* [DATA FOR THE TASK]
────

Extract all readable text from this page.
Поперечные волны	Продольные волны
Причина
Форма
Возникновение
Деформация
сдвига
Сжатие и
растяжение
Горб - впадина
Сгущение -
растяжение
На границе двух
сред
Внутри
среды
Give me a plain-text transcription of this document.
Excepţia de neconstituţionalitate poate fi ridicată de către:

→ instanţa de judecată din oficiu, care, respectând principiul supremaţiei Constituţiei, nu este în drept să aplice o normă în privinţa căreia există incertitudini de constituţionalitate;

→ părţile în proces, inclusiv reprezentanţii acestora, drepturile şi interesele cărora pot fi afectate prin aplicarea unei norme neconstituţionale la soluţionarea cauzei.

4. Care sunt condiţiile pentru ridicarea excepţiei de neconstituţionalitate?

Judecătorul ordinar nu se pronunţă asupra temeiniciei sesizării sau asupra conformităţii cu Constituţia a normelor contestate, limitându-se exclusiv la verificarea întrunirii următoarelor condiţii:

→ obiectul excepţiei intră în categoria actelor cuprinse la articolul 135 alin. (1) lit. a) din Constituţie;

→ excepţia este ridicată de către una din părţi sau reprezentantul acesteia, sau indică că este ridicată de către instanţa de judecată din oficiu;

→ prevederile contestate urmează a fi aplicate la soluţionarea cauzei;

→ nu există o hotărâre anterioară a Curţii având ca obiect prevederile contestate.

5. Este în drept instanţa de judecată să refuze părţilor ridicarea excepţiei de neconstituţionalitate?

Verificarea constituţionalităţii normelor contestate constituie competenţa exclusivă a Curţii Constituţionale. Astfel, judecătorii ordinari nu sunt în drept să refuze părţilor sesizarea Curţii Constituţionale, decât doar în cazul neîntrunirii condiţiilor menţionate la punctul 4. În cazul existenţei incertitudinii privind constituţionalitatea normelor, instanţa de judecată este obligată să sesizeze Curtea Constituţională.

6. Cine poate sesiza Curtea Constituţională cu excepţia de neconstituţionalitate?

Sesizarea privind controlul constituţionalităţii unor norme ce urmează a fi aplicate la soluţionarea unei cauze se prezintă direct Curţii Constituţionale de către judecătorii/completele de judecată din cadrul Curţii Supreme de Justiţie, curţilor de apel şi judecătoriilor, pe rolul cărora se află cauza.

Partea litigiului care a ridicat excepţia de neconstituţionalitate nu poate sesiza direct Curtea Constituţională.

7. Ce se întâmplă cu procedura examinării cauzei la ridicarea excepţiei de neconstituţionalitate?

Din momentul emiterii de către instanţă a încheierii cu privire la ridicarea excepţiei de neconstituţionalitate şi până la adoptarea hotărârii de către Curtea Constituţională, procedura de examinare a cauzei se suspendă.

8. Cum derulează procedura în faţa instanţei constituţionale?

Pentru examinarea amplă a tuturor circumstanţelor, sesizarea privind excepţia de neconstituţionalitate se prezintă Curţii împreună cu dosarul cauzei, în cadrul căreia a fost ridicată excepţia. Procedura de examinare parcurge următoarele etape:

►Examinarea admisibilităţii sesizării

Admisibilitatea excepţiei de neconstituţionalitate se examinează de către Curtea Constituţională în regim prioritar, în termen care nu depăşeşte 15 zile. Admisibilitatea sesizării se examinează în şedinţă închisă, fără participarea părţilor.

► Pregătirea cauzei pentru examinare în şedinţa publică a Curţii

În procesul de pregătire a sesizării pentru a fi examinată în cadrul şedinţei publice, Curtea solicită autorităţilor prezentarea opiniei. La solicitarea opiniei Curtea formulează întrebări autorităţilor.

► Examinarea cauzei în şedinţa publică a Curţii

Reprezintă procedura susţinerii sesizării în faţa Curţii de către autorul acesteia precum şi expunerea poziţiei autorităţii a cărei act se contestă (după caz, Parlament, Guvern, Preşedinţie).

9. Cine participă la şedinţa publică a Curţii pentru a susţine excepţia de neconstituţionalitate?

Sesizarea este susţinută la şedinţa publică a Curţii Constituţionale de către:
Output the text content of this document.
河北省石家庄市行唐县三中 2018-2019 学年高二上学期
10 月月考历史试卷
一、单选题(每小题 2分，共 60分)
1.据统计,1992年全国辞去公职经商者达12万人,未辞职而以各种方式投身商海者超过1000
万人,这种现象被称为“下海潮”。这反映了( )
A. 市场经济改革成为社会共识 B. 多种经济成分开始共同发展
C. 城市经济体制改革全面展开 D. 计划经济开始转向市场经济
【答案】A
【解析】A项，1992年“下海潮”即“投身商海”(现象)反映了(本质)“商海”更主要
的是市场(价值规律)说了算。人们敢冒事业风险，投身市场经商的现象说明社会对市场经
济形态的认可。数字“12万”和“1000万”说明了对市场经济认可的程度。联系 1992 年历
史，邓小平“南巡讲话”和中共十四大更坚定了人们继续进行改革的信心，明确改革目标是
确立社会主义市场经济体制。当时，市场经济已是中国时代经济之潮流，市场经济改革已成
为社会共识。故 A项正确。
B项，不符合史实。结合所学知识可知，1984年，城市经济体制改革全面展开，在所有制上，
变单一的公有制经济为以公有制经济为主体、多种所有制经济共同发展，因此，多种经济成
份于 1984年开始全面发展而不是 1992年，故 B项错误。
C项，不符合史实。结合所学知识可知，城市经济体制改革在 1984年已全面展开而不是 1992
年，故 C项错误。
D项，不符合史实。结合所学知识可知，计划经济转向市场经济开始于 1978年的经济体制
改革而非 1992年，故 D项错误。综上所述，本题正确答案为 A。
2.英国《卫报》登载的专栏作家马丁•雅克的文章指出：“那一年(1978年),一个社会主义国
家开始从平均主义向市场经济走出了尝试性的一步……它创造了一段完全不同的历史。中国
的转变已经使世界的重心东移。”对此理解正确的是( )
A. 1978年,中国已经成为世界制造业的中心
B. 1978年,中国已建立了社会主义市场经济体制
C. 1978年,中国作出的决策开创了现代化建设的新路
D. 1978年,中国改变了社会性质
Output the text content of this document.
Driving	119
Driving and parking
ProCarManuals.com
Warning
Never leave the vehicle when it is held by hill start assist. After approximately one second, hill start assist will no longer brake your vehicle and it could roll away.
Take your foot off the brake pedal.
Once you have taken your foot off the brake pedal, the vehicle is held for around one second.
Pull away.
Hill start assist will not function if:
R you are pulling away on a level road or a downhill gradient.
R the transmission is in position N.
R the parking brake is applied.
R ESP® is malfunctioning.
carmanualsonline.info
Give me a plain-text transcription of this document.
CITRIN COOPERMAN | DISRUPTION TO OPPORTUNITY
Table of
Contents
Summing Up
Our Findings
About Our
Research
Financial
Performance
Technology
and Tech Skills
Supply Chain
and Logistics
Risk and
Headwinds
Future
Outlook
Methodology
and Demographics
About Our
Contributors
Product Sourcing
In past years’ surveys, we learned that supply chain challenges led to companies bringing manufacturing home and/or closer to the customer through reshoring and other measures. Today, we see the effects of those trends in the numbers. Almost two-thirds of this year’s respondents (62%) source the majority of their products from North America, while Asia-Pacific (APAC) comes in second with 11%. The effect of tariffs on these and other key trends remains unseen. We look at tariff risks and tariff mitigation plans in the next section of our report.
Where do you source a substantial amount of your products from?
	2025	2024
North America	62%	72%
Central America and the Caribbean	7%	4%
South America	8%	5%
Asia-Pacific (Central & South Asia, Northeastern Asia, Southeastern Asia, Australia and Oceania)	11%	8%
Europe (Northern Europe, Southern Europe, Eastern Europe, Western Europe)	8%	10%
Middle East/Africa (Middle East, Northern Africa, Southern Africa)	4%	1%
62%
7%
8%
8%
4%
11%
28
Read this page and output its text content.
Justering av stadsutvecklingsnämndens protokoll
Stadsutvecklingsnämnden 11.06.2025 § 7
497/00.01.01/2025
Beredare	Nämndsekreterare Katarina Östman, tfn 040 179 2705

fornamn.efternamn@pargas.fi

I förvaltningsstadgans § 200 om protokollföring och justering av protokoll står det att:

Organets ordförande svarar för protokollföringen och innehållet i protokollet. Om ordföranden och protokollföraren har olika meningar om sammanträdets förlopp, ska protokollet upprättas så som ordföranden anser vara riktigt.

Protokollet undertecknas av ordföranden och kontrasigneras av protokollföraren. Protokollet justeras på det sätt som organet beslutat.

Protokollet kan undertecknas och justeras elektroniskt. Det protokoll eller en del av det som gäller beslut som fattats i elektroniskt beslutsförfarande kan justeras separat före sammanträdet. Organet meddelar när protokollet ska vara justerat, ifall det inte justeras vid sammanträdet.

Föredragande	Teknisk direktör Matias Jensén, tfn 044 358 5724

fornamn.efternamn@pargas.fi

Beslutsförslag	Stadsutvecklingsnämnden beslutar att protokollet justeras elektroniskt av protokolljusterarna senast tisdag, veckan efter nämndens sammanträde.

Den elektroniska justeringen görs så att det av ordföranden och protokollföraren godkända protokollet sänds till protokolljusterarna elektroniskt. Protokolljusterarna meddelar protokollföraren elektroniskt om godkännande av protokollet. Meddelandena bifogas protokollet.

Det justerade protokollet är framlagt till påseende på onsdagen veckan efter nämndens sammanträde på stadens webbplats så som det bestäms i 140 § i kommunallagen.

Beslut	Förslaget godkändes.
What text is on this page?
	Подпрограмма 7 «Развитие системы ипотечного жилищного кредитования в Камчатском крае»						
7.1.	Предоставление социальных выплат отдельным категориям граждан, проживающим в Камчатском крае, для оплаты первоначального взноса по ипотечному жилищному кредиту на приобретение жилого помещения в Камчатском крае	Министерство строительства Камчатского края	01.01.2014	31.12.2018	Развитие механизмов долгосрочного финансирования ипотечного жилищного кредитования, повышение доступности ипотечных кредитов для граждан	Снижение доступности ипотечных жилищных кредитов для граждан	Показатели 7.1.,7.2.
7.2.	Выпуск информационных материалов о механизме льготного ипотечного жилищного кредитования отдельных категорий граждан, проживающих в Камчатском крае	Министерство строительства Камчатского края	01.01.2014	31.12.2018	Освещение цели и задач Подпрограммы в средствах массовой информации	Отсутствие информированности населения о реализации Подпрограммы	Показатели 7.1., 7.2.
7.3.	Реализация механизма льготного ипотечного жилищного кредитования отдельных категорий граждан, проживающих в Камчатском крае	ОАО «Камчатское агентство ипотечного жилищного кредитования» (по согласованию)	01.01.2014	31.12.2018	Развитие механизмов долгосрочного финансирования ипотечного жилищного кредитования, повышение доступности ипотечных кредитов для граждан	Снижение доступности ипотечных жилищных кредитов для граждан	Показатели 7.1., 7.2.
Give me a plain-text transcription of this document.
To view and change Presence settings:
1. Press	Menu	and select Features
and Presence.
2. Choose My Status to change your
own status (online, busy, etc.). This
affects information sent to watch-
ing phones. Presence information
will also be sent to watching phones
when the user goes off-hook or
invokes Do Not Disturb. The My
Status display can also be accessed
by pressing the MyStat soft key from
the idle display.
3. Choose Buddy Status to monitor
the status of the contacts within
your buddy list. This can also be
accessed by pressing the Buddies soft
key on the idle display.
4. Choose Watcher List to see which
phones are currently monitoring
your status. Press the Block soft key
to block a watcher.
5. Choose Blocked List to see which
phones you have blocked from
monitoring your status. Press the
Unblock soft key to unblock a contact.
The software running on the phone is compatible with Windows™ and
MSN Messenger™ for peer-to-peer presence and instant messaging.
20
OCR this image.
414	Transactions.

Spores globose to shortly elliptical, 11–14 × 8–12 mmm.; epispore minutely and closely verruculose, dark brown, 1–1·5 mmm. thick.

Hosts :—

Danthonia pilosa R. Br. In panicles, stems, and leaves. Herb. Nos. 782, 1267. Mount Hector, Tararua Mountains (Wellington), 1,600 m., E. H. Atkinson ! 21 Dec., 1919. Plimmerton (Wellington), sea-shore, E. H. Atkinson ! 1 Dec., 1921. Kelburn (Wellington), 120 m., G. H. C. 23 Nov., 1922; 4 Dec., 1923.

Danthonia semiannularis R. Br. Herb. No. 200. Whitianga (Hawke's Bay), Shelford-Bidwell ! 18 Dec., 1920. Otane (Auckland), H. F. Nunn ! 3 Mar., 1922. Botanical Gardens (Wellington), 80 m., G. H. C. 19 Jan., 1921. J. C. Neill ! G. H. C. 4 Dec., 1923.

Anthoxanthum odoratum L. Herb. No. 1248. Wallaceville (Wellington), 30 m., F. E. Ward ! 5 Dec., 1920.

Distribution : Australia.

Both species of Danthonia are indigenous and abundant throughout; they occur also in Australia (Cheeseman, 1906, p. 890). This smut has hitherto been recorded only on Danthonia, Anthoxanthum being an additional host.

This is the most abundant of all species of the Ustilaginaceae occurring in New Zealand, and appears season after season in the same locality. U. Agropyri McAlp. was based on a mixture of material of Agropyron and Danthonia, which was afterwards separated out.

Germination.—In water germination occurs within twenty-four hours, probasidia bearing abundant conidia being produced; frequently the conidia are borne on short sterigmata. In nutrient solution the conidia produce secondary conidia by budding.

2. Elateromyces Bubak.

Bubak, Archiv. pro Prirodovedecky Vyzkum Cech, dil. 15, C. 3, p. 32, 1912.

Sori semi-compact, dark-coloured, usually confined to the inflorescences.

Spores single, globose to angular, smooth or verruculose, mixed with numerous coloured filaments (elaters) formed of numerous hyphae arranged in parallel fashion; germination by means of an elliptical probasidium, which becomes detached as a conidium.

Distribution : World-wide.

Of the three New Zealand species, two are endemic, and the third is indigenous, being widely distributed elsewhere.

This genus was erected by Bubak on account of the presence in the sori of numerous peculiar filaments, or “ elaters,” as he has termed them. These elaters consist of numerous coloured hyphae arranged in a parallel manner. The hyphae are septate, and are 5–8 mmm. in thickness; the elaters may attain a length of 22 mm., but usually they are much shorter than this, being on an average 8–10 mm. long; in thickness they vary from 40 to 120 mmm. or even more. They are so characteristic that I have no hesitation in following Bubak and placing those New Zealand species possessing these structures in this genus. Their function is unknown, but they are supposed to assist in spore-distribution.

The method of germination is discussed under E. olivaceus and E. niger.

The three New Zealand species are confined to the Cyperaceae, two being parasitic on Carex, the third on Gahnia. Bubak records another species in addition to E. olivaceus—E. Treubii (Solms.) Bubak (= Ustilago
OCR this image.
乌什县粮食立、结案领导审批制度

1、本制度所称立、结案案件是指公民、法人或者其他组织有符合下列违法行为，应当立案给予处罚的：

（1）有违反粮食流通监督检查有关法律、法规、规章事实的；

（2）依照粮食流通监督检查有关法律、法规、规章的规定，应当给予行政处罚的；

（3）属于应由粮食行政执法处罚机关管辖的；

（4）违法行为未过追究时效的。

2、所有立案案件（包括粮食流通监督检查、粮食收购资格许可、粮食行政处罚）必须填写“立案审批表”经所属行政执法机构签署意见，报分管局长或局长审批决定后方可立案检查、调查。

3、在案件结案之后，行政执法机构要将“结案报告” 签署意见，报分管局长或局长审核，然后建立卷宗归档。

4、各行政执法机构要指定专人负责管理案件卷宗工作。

────

* [WHAT TO PRODUCE] Where a line of the data holds "cărora", show that line.

* [RESULT OF THE EXERCISE]
→ părţile în proces, inclusiv reprezentanţii acestora, drepturile şi interesele cărora pot fi afectate prin aplicarea unei norme neconstituţionale la soluţionarea cauzei.
Sesizarea privind controlul constituţionalităţii unor norme ce urmează a fi aplicate la soluţionarea unei cauze se prezintă direct Curţii Constituţionale de către judecătorii/completele de judecată din cadrul Curţii Supreme de Justiţie, curţilor de apel şi judecătoriilor, pe rolul cărora se află cauza.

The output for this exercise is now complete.